───── EXERCISE INPUT ─────
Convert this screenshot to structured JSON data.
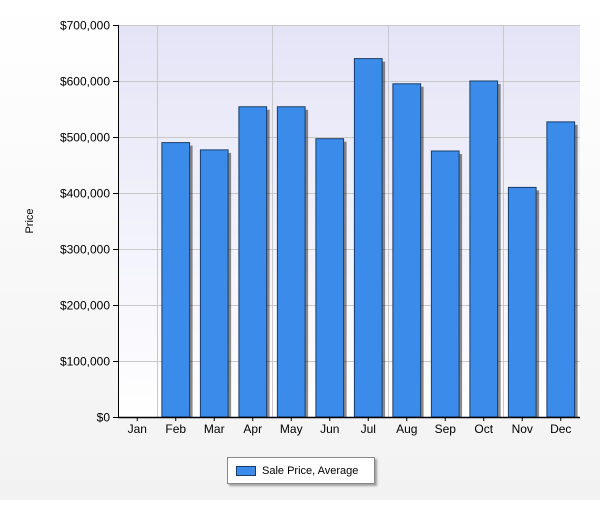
{
  "chart_data": {
    "type": "bar",
    "title": "",
    "xlabel": "",
    "ylabel": "Price",
    "categories": [
      "Jan",
      "Feb",
      "Mar",
      "Apr",
      "May",
      "Jun",
      "Jul",
      "Aug",
      "Sep",
      "Oct",
      "Nov",
      "Dec"
    ],
    "series": [
      {
        "name": "Sale Price, Average",
        "values": [
          0,
          490000,
          477000,
          554000,
          554000,
          497000,
          640000,
          595000,
          475000,
          600000,
          410000,
          527000
        ]
      }
    ],
    "ylim": [
      0,
      700000
    ],
    "yticks": [
      0,
      100000,
      200000,
      300000,
      400000,
      500000,
      600000,
      700000
    ],
    "ytick_labels": [
      "$0",
      "$100,000",
      "$200,000",
      "$300,000",
      "$400,000",
      "$500,000",
      "$600,000",
      "$700,000"
    ],
    "grid": true,
    "legend_position": "bottom-center",
    "colors": {
      "bar_fill": "#3b8bea",
      "bar_stroke": "#1a3d66",
      "plot_bg_top": "#e4e4f7",
      "plot_bg_bottom": "#ffffff",
      "grid": "#c8c8c8"
    }
  }
}
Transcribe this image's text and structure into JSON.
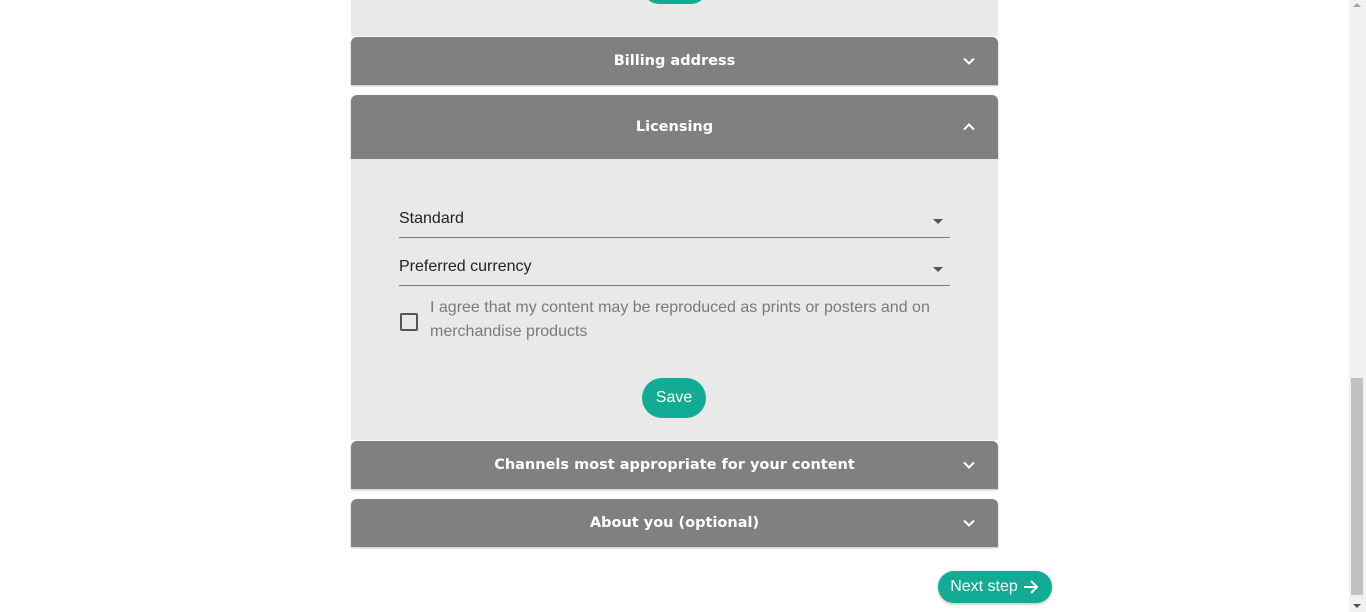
{
  "colors": {
    "accent": "#12ab94",
    "accordion_header": "#808080",
    "panel_background": "#e9e9e9"
  },
  "accordion": {
    "billing": {
      "title": "Billing address",
      "icon": "chevron-down-icon"
    },
    "licensing": {
      "title": "Licensing",
      "icon": "chevron-up-icon",
      "license_select": {
        "value": "Standard"
      },
      "currency_select": {
        "value": "Preferred currency"
      },
      "agree_checkbox": {
        "checked": false,
        "label": "I agree that my content may be reproduced as prints or posters and on merchandise products"
      },
      "save_label": "Save"
    },
    "channels": {
      "title": "Channels most appropriate for your content",
      "icon": "chevron-down-icon"
    },
    "about": {
      "title": "About you (optional)",
      "icon": "chevron-down-icon"
    }
  },
  "next_step": {
    "label": "Next step",
    "icon": "arrow-right-icon"
  }
}
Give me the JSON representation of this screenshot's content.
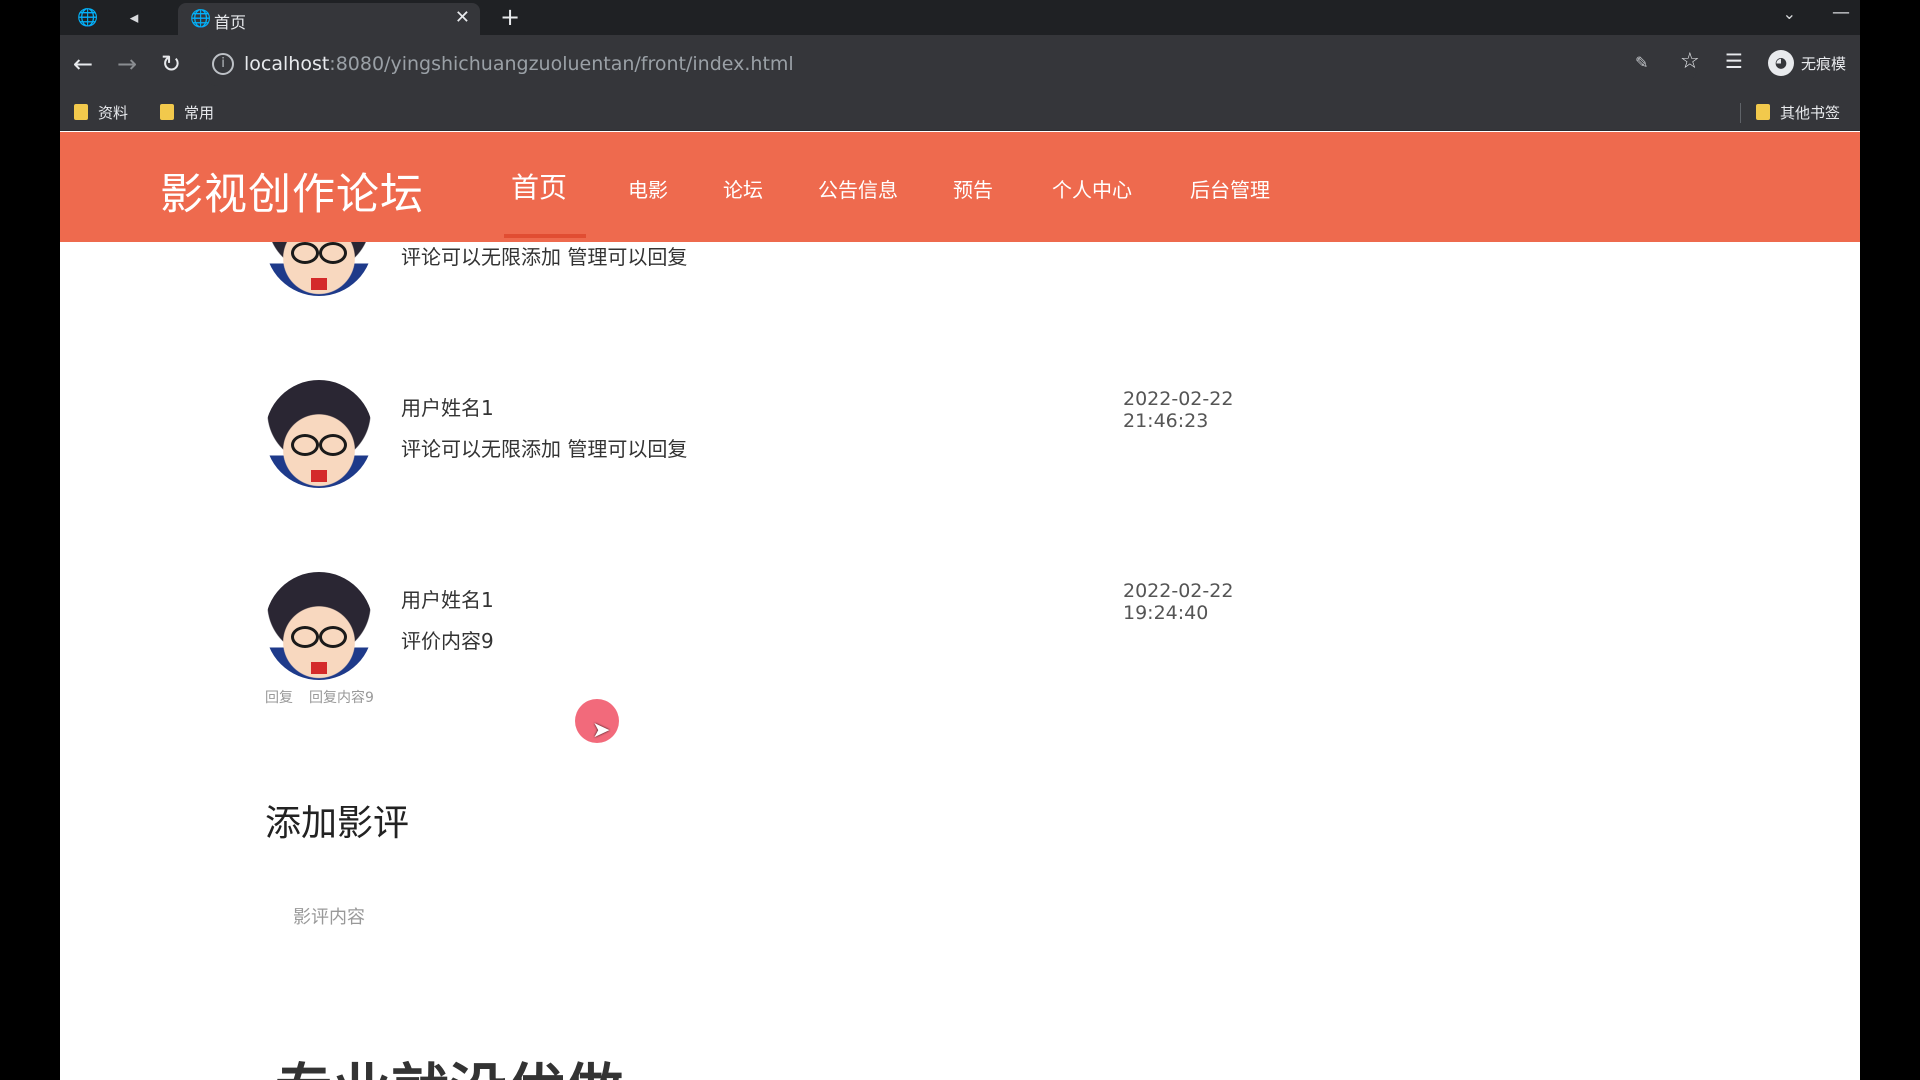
{
  "browser": {
    "tab_title": "首页",
    "url_host": "localhost",
    "url_rest": ":8080/yingshichuangzuoluentan/front/index.html",
    "profile_label": "无痕模",
    "bookmarks": [
      "资料",
      "常用"
    ],
    "other_bookmarks": "其他书签"
  },
  "site": {
    "title": "影视创作论坛",
    "nav": [
      "首页",
      "电影",
      "论坛",
      "公告信息",
      "预告",
      "个人中心",
      "后台管理"
    ],
    "active_nav": "首页"
  },
  "reviews": [
    {
      "user": "",
      "text": "评论可以无限添加 管理可以回复",
      "time": ""
    },
    {
      "user": "用户姓名1",
      "text": "评论可以无限添加 管理可以回复",
      "time": "2022-02-22 21:46:23"
    },
    {
      "user": "用户姓名1",
      "text": "评价内容9",
      "time": "2022-02-22 19:24:40",
      "reply_label": "回复",
      "reply_content": "回复内容9"
    }
  ],
  "add_review": {
    "title": "添加影评",
    "placeholder": "影评内容"
  },
  "bottom_heading": "专业就没优做",
  "colors": {
    "header": "#ee6a4e",
    "accent_underline": "#e14d32"
  }
}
─────
● **OBJECTIVE**:
Repeat each record exactly, with the pictures left out.

● **TASK RESULT**:
Convert this screenshot to structured JSON data.
{
  "chart_data": {
    "type": "bar",
    "title": "",
    "xlabel": "",
    "ylabel": "Price",
    "categories": [
      "Jan",
      "Feb",
      "Mar",
      "Apr",
      "May",
      "Jun",
      "Jul",
      "Aug",
      "Sep",
      "Oct",
      "Nov",
      "Dec"
    ],
    "series": [
      {
        "name": "Sale Price, Average",
        "values": [
          0,
          490000,
          477000,
          554000,
          554000,
          497000,
          640000,
          595000,
          475000,
          600000,
          410000,
          527000
        ]
      }
    ],
    "ylim": [
      0,
      700000
    ],
    "yticks": [
      0,
      100000,
      200000,
      300000,
      400000,
      500000,
      600000,
      700000
    ],
    "ytick_labels": [
      "$0",
      "$100,000",
      "$200,000",
      "$300,000",
      "$400,000",
      "$500,000",
      "$600,000",
      "$700,000"
    ],
    "grid": true,
    "legend_position": "bottom-center",
    "colors": {
      "bar_fill": "#3b8bea",
      "bar_stroke": "#1a3d66",
      "plot_bg_top": "#e4e4f7",
      "plot_bg_bottom": "#ffffff",
      "grid": "#c8c8c8"
    }
  }
}
Transcribe this image's text and structure into JSON.
{
  "colors": {
    "accent": "#12ab94",
    "accordion_header": "#808080",
    "panel_background": "#e9e9e9"
  },
  "accordion": {
    "billing": {
      "title": "Billing address",
      "icon": "chevron-down-icon"
    },
    "licensing": {
      "title": "Licensing",
      "icon": "chevron-up-icon",
      "license_select": {
        "value": "Standard"
      },
      "currency_select": {
        "value": "Preferred currency"
      },
      "agree_checkbox": {
        "checked": false,
        "label": "I agree that my content may be reproduced as prints or posters and on merchandise products"
      },
      "save_label": "Save"
    },
    "channels": {
      "title": "Channels most appropriate for your content",
      "icon": "chevron-down-icon"
    },
    "about": {
      "title": "About you (optional)",
      "icon": "chevron-down-icon"
    }
  },
  "next_step": {
    "label": "Next step",
    "icon": "arrow-right-icon"
  }
}
Give me the JSON representation of this screenshot's content.
{
  "browser": {
    "tab_title": "首页",
    "url_host": "localhost",
    "url_rest": ":8080/yingshichuangzuoluentan/front/index.html",
    "profile_label": "无痕模",
    "bookmarks": [
      "资料",
      "常用"
    ],
    "other_bookmarks": "其他书签"
  },
  "site": {
    "title": "影视创作论坛",
    "nav": [
      "首页",
      "电影",
      "论坛",
      "公告信息",
      "预告",
      "个人中心",
      "后台管理"
    ],
    "active_nav": "首页"
  },
  "reviews": [
    {
      "user": "",
      "text": "评论可以无限添加 管理可以回复",
      "time": ""
    },
    {
      "user": "用户姓名1",
      "text": "评论可以无限添加 管理可以回复",
      "time": "2022-02-22 21:46:23"
    },
    {
      "user": "用户姓名1",
      "text": "评价内容9",
      "time": "2022-02-22 19:24:40",
      "reply_label": "回复",
      "reply_content": "回复内容9"
    }
  ],
  "add_review": {
    "title": "添加影评",
    "placeholder": "影评内容"
  },
  "bottom_heading": "专业就没优做",
  "colors": {
    "header": "#ee6a4e",
    "accent_underline": "#e14d32"
  }
}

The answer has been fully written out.